The exercise: Return only the number of lines holding the word "arrow".

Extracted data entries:
* * * * * * * * *

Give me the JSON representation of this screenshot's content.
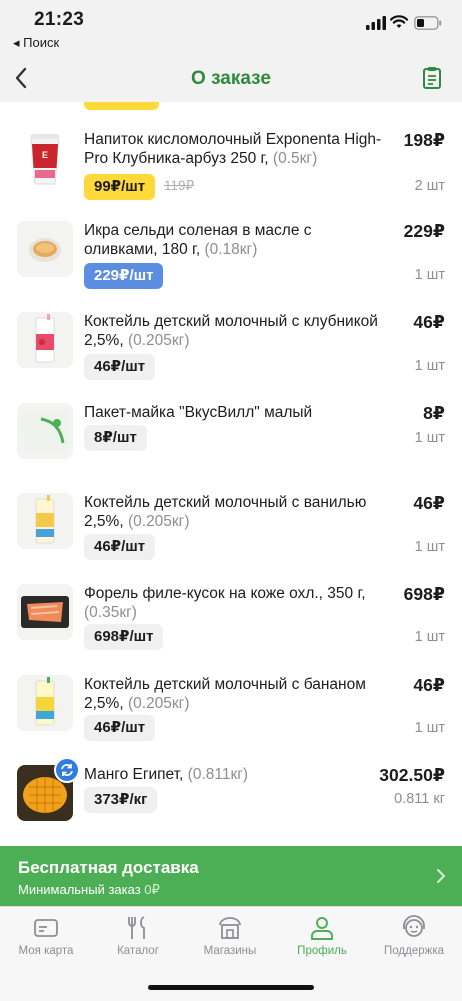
{
  "status_bar": {
    "time": "21:23",
    "back_label": "◂ Поиск"
  },
  "header": {
    "title": "О заказе"
  },
  "items": [
    {
      "name": "Напиток кисломолочный Exponenta High-Pro Клубника-арбуз 250 г,",
      "weight": "(0.5кг)",
      "price": "198₽",
      "unit_price": "99₽/шт",
      "old_price": "119₽",
      "qty": "2 шт",
      "tag": "yellow"
    },
    {
      "name": "Икра сельди соленая в масле с оливками, 180 г,",
      "weight": "(0.18кг)",
      "price": "229₽",
      "unit_price": "229₽/шт",
      "qty": "1 шт",
      "tag": "blue"
    },
    {
      "name": "Коктейль детский молочный с клубникой 2,5%,",
      "weight": "(0.205кг)",
      "price": "46₽",
      "unit_price": "46₽/шт",
      "qty": "1 шт",
      "tag": "gray"
    },
    {
      "name": "Пакет-майка \"ВкусВилл\" малый",
      "weight": "",
      "price": "8₽",
      "unit_price": "8₽/шт",
      "qty": "1 шт",
      "tag": "gray"
    },
    {
      "name": "Коктейль детский молочный с ванилью 2,5%,",
      "weight": "(0.205кг)",
      "price": "46₽",
      "unit_price": "46₽/шт",
      "qty": "1 шт",
      "tag": "gray"
    },
    {
      "name": "Форель филе-кусок на коже охл., 350 г,",
      "weight": "(0.35кг)",
      "price": "698₽",
      "unit_price": "698₽/шт",
      "qty": "1 шт",
      "tag": "gray"
    },
    {
      "name": "Коктейль детский молочный с бананом 2,5%,",
      "weight": "(0.205кг)",
      "price": "46₽",
      "unit_price": "46₽/шт",
      "qty": "1 шт",
      "tag": "gray"
    },
    {
      "name": "Манго Египет,",
      "weight": "(0.811кг)",
      "price": "302.50₽",
      "unit_price": "373₽/кг",
      "qty": "0.811 кг",
      "tag": "gray"
    }
  ],
  "delivery": {
    "title": "Бесплатная доставка",
    "subtitle": "Минимальный заказ",
    "min_value": "0₽"
  },
  "tabbar": [
    {
      "label": "Моя карта",
      "icon": "card-icon"
    },
    {
      "label": "Каталог",
      "icon": "cutlery-icon"
    },
    {
      "label": "Магазины",
      "icon": "store-icon"
    },
    {
      "label": "Профиль",
      "icon": "profile-icon",
      "active": true
    },
    {
      "label": "Поддержка",
      "icon": "support-icon"
    }
  ],
  "colors": {
    "brand_green": "#4cae55",
    "title_green": "#2e8b3e",
    "yellow_tag": "#ffd83a",
    "blue_tag": "#5b8de0"
  }
}
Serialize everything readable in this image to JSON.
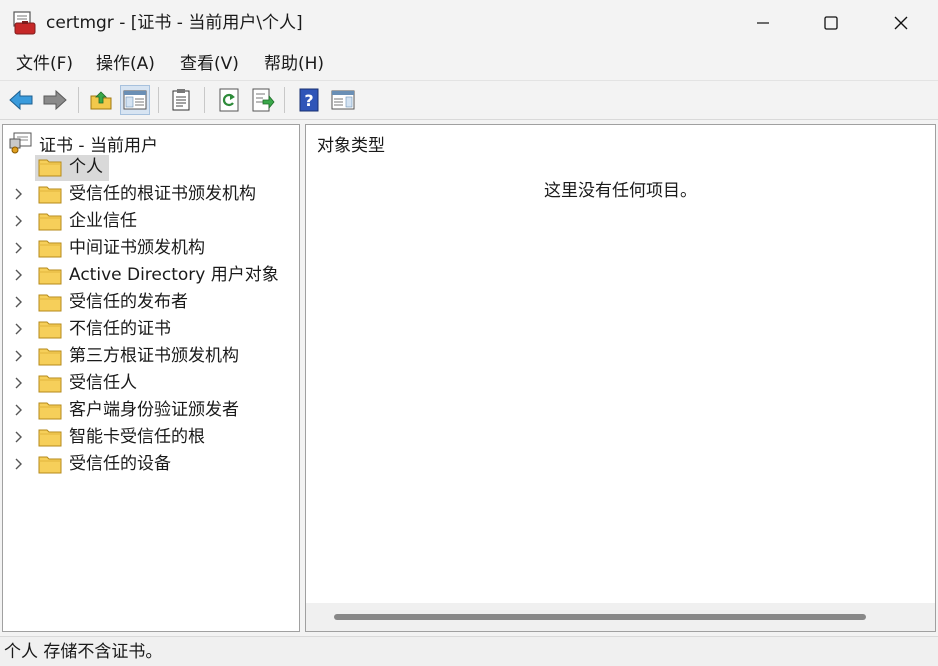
{
  "window": {
    "title": "certmgr - [证书 - 当前用户\\个人]"
  },
  "menu": [
    {
      "label": "文件(F)"
    },
    {
      "label": "操作(A)"
    },
    {
      "label": "查看(V)"
    },
    {
      "label": "帮助(H)"
    }
  ],
  "toolbar": {
    "buttons": [
      {
        "icon": "back-arrow-icon"
      },
      {
        "icon": "forward-arrow-icon"
      },
      {
        "icon": "up-folder-icon"
      },
      {
        "icon": "show-hide-console-tree-icon",
        "active": true
      },
      {
        "icon": "properties-icon"
      },
      {
        "icon": "refresh-icon"
      },
      {
        "icon": "export-list-icon"
      },
      {
        "icon": "help-icon"
      },
      {
        "icon": "show-hide-action-pane-icon"
      }
    ]
  },
  "tree": {
    "root_label": "证书 - 当前用户",
    "items": [
      {
        "label": "个人",
        "selected": true
      },
      {
        "label": "受信任的根证书颁发机构"
      },
      {
        "label": "企业信任"
      },
      {
        "label": "中间证书颁发机构"
      },
      {
        "label": "Active Directory 用户对象"
      },
      {
        "label": "受信任的发布者"
      },
      {
        "label": "不信任的证书"
      },
      {
        "label": "第三方根证书颁发机构"
      },
      {
        "label": "受信任人"
      },
      {
        "label": "客户端身份验证颁发者"
      },
      {
        "label": "智能卡受信任的根"
      },
      {
        "label": "受信任的设备"
      }
    ]
  },
  "list": {
    "column_header": "对象类型",
    "empty_message": "这里没有任何项目。"
  },
  "status": {
    "text": "个人 存储不含证书。"
  }
}
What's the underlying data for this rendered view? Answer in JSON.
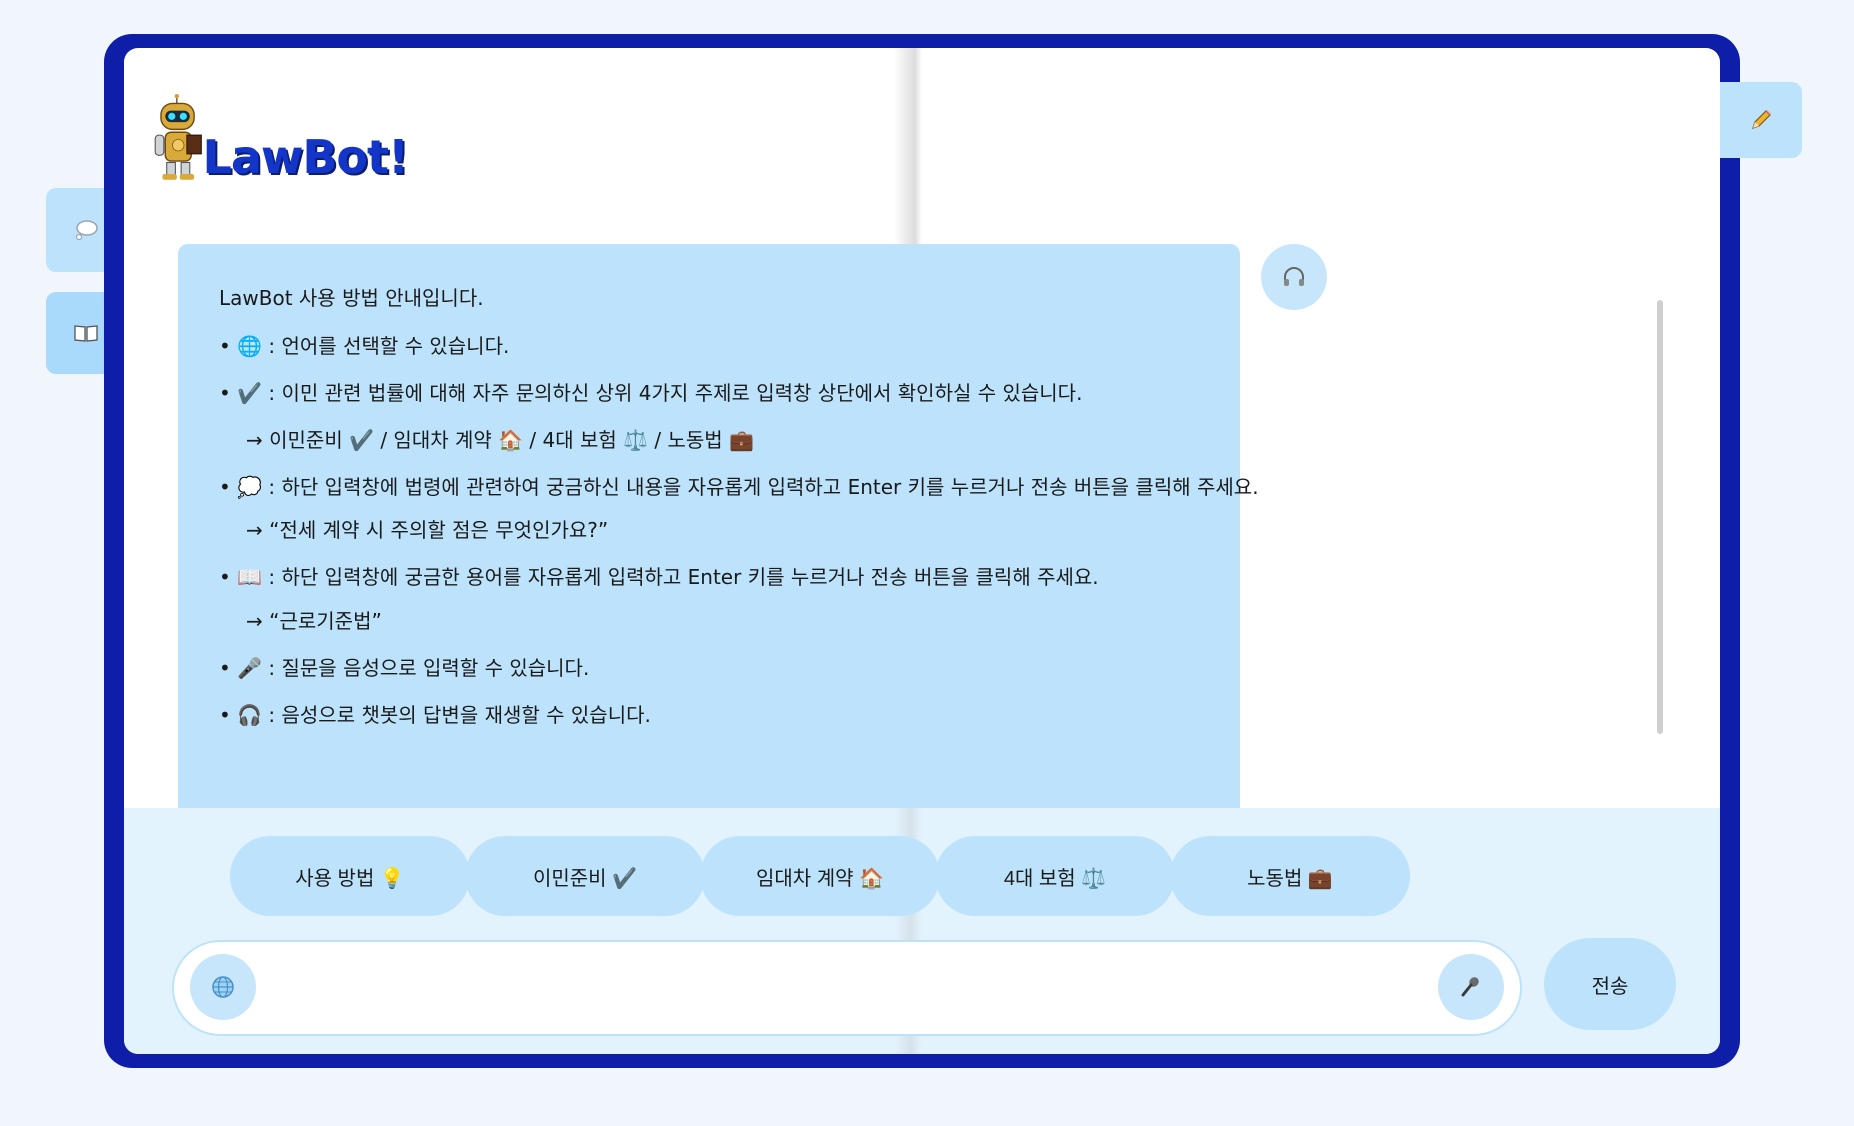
{
  "app": {
    "logo_text": "LawBot!"
  },
  "side_tabs": {
    "chat_icon": "thought-bubble-icon",
    "dictionary_icon": "book-icon",
    "edit_icon": "pencil-icon"
  },
  "message": {
    "title": "LawBot 사용 방법 안내입니다.",
    "lines": [
      "• 🌐 : 언어를 선택할 수 있습니다.",
      "• ✔️ : 이민 관련 법률에 대해 자주 문의하신 상위 4가지 주제로 입력창 상단에서 확인하실 수 있습니다.",
      "→ 이민준비 ✔️ / 임대차 계약 🏠 / 4대 보험 ⚖️ / 노동법 💼",
      "• 💭 : 하단 입력창에 법령에 관련하여 궁금하신 내용을 자유롭게 입력하고 Enter 키를 누르거나 전송 버튼을 클릭해 주세요.",
      "→ “전세 계약 시 주의할 점은 무엇인가요?”",
      "• 📖 : 하단 입력창에 궁금한 용어를 자유롭게 입력하고 Enter 키를 누르거나 전송 버튼을 클릭해 주세요.",
      "→ “근로기준법”",
      "• 🎤 : 질문을 음성으로 입력할 수 있습니다.",
      "• 🎧 : 음성으로 챗봇의 답변을 재생할 수 있습니다."
    ]
  },
  "quick_buttons": [
    {
      "label": "사용 방법 💡"
    },
    {
      "label": "이민준비 ✔️"
    },
    {
      "label": "임대차 계약 🏠"
    },
    {
      "label": "4대 보험 ⚖️"
    },
    {
      "label": "노동법 💼"
    }
  ],
  "input": {
    "placeholder": "",
    "value": ""
  },
  "send_label": "전송",
  "colors": {
    "frame": "#0f1ea8",
    "bubble": "#bde3fc",
    "bottom_bar": "#e3f3fd",
    "logo": "#1436c8"
  }
}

* * * * * * * * *

Result of the exercise: 2